» **Short task**
Among the lines listed below, count those that include the string "Thompson", and state only the count.

START Provided records

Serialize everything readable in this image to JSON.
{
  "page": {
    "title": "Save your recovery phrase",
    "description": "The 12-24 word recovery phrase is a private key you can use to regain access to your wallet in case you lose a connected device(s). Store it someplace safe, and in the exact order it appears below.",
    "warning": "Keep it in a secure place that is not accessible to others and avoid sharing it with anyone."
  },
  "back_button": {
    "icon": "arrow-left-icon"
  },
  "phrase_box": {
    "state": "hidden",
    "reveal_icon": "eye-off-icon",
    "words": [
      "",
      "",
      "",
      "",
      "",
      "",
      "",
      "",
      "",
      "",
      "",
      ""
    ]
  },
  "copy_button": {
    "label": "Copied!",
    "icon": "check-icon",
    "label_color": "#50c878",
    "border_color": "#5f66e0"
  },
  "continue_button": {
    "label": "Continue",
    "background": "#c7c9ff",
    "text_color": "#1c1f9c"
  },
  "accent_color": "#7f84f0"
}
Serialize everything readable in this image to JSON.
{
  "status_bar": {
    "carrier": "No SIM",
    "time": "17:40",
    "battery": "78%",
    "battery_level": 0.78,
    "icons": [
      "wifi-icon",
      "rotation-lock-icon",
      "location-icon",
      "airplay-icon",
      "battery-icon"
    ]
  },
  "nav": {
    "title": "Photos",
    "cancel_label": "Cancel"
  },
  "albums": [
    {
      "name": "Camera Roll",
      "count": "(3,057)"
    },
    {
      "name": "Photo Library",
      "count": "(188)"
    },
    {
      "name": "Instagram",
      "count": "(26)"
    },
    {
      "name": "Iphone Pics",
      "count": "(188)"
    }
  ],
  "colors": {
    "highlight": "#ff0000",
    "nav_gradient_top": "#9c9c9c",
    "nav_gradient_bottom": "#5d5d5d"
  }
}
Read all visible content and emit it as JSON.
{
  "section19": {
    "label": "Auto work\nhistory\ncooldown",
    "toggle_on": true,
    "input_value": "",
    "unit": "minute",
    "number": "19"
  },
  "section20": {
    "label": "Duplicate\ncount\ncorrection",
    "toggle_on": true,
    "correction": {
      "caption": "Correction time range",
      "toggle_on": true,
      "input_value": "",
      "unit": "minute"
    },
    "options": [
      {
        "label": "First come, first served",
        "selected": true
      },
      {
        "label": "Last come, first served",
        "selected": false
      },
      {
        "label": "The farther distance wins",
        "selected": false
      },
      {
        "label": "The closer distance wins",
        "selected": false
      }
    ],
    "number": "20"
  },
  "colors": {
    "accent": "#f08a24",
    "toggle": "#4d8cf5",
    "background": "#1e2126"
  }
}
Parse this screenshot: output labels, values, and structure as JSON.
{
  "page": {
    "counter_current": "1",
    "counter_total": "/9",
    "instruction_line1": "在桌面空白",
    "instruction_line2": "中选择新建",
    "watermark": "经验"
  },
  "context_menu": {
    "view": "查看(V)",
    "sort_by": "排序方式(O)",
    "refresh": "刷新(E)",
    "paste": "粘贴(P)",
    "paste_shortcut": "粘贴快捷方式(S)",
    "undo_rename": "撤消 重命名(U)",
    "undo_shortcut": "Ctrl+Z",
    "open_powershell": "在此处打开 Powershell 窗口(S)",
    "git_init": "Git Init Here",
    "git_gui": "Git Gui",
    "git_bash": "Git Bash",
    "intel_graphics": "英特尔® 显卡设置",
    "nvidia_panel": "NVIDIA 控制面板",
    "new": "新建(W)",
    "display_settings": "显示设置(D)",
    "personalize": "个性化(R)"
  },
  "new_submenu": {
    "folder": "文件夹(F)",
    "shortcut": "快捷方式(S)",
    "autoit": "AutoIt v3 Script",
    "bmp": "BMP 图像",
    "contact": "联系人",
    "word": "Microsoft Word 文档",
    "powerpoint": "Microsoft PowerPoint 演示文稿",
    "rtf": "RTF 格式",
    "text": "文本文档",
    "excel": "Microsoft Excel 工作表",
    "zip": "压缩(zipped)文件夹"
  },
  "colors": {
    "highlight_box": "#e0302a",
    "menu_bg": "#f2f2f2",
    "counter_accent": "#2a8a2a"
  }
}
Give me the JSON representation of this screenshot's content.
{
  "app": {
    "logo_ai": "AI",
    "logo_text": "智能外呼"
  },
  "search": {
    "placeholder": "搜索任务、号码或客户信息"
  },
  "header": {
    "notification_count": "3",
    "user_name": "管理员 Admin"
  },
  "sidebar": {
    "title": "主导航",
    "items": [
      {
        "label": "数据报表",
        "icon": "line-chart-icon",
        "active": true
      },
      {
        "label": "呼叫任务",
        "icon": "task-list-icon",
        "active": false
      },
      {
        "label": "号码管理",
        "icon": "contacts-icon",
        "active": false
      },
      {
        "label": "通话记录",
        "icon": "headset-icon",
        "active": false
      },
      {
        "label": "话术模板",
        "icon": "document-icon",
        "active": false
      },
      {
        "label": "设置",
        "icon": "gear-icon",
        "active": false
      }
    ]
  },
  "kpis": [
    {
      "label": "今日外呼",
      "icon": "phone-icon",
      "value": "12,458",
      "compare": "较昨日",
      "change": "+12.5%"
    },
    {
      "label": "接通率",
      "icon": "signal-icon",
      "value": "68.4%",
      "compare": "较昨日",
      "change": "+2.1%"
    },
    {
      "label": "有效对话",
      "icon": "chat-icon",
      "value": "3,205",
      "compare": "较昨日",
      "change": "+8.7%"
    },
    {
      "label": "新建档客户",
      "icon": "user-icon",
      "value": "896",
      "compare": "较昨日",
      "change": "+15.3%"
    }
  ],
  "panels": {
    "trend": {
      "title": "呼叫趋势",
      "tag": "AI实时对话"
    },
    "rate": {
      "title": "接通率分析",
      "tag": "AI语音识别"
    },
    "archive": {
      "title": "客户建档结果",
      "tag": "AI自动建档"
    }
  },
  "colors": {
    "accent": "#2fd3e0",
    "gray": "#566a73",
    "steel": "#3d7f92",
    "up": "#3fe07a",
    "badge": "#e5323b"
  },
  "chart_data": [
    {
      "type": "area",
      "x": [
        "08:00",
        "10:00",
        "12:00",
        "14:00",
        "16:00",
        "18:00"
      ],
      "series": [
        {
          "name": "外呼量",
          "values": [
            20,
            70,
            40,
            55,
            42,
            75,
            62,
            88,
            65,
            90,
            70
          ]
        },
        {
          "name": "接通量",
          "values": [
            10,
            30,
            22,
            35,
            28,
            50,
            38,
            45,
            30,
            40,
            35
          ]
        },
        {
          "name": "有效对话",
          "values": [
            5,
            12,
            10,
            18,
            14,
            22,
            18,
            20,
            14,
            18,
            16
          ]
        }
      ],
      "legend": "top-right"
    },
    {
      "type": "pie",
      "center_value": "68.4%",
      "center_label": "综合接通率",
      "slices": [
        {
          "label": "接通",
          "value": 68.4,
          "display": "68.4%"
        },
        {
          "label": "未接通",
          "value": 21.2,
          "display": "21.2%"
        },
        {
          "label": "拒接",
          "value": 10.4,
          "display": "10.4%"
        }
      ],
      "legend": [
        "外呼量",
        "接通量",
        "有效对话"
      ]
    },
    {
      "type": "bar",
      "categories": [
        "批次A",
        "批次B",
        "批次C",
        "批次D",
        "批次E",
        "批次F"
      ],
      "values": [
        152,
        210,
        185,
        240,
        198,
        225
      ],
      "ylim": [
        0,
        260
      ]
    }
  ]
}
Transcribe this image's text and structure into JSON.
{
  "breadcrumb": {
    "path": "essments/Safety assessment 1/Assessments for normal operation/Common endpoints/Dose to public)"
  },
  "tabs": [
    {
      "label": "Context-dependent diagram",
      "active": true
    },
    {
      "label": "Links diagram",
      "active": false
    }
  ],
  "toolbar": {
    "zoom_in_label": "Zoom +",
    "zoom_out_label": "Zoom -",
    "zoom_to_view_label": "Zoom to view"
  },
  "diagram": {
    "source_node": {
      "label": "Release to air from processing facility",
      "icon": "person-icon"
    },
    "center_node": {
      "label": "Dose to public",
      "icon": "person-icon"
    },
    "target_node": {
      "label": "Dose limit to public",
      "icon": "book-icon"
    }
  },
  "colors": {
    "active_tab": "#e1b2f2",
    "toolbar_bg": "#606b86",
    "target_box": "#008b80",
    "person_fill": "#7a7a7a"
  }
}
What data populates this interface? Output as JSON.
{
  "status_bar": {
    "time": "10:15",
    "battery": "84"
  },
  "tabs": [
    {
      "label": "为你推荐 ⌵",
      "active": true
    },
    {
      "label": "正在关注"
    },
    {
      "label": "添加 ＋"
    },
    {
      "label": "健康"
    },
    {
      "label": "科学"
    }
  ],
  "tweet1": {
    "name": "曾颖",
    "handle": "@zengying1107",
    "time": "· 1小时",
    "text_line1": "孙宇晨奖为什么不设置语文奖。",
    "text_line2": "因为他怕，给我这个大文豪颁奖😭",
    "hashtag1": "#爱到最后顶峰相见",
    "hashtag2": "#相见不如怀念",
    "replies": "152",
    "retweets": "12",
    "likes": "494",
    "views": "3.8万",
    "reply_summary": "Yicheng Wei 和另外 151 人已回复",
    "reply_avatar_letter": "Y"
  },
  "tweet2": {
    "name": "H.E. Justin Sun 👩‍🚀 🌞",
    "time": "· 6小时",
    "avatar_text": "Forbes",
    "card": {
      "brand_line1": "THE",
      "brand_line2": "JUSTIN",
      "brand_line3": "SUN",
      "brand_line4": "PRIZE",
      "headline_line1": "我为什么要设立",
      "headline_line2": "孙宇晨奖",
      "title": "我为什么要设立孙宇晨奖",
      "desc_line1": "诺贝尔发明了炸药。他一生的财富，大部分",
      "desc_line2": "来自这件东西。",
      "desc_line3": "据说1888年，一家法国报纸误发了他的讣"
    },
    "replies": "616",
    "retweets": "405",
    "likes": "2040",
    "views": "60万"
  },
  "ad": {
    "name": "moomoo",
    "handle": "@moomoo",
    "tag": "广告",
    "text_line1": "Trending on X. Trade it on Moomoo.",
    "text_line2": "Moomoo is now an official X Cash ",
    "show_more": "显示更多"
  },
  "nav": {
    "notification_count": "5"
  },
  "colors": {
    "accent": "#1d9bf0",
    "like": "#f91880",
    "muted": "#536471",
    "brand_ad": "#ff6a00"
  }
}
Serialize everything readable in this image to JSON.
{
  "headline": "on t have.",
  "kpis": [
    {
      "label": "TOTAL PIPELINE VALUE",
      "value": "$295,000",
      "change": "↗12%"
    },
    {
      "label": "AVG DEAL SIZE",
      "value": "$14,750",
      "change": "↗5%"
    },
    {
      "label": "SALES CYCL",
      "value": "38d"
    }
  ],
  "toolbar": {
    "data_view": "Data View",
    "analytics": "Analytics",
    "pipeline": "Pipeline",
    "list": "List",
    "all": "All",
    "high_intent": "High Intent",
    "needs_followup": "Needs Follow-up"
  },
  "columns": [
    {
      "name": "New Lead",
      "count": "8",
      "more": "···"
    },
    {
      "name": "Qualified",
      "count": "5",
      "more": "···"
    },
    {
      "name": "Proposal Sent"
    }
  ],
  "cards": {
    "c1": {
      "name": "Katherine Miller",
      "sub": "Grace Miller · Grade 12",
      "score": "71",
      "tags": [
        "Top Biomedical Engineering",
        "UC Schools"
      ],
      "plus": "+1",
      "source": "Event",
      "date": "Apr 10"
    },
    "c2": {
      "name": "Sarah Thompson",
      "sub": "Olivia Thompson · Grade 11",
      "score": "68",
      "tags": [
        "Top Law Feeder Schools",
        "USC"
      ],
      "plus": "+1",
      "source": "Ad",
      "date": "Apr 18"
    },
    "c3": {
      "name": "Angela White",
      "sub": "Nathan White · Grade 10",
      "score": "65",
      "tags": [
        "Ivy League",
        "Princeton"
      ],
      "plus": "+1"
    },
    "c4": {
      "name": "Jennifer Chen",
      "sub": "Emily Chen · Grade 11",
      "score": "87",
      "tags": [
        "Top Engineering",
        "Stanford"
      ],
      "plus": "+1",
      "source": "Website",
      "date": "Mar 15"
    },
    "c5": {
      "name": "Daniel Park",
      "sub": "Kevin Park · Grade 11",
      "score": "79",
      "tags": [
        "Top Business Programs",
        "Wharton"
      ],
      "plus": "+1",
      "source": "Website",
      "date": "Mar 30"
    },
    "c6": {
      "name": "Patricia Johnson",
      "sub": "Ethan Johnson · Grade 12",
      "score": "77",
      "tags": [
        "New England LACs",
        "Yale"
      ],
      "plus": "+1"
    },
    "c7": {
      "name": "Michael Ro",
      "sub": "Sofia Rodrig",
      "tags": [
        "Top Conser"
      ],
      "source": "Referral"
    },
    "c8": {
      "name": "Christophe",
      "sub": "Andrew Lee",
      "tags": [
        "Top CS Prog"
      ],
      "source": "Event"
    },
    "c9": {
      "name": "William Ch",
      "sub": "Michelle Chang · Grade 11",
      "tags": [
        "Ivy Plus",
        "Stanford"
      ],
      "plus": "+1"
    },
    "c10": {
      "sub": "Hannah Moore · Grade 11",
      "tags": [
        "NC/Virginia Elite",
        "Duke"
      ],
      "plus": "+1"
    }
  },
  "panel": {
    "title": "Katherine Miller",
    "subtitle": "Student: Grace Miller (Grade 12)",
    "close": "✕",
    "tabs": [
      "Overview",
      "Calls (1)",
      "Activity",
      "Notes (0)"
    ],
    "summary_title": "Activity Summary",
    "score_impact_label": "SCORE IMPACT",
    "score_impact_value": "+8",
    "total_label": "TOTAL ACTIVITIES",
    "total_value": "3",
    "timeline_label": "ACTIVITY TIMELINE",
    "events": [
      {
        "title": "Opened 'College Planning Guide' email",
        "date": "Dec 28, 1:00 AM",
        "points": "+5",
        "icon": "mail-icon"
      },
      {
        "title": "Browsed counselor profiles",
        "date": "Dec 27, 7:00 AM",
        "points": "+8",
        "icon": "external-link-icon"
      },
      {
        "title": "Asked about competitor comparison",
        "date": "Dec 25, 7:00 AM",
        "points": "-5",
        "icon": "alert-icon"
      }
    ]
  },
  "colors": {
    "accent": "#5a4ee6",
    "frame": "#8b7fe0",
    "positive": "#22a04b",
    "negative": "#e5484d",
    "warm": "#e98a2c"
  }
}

END Provided records

» **Reply to the exercise**
2